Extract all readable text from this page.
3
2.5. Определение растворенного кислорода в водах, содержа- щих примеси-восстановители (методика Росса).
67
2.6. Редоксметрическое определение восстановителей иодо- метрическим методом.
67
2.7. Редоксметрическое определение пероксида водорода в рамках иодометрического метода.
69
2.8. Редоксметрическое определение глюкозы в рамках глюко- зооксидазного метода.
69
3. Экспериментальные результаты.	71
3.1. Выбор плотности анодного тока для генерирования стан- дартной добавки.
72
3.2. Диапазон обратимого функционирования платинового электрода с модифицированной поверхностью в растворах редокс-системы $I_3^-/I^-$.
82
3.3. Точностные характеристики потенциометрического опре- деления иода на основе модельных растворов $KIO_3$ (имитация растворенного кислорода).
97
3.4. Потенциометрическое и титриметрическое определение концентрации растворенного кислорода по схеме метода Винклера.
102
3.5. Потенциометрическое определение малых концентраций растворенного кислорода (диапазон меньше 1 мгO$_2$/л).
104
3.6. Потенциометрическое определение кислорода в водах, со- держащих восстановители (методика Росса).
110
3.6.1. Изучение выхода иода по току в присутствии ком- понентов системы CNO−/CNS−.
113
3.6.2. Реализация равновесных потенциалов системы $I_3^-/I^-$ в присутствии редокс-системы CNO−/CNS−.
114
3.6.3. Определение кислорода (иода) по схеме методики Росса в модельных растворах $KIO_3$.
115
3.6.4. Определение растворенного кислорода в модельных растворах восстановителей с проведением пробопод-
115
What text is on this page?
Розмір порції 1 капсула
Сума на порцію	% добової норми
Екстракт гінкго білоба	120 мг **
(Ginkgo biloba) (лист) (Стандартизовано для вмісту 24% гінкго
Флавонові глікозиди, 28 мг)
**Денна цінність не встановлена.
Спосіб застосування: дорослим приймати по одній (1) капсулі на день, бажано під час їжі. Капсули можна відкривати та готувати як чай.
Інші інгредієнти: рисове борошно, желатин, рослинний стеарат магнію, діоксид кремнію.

Job — Reproduce each line of the material above precisely.

Full answer —
Extract all readable text from this page.
3
2.5. Определение растворенного кислорода в водах, содержа- щих примеси-восстановители (методика Росса).
67
2.6. Редоксметрическое определение восстановителей иодо- метрическим методом.
67
2.7. Редоксметрическое определение пероксида водорода в рамках иодометрического метода.
69
2.8. Редоксметрическое определение глюкозы в рамках глюко- зооксидазного метода.
69
3. Экспериментальные результаты.	71
3.1. Выбор плотности анодного тока для генерирования стан- дартной добавки.
72
3.2. Диапазон обратимого функционирования платинового электрода с модифицированной поверхностью в растворах редокс-системы $I_3^-/I^-$.
82
3.3. Точностные характеристики потенциометрического опре- деления иода на основе модельных растворов $KIO_3$ (имитация растворенного кислорода).
97
3.4. Потенциометрическое и титриметрическое определение концентрации растворенного кислорода по схеме метода Винклера.
102
3.5. Потенциометрическое определение малых концентраций растворенного кислорода (диапазон меньше 1 мгO$_2$/л).
104
3.6. Потенциометрическое определение кислорода в водах, со- держащих восстановители (методика Росса).
110
3.6.1. Изучение выхода иода по току в присутствии ком- понентов системы CNO−/CNS−.
113
3.6.2. Реализация равновесных потенциалов системы $I_3^-/I^-$ в присутствии редокс-системы CNO−/CNS−.
114
3.6.3. Определение кислорода (иода) по схеме методики Росса в модельных растворах $KIO_3$.
115
3.6.4. Определение растворенного кислорода в модельных растворах восстановителей с проведением пробопод-
115
What text is on this page?
Розмір порції 1 капсула
Сума на порцію	% добової норми
Екстракт гінкго білоба	120 мг **
(Ginkgo biloba) (лист) (Стандартизовано для вмісту 24% гінкго
Флавонові глікозиди, 28 мг)
**Денна цінність не встановлена.
Спосіб застосування: дорослим приймати по одній (1) капсулі на день, бажано під час їжі. Капсули можна відкривати та готувати як чай.
Інші інгредієнти: рисове борошно, желатин, рослинний стеарат магнію, діоксид кремнію.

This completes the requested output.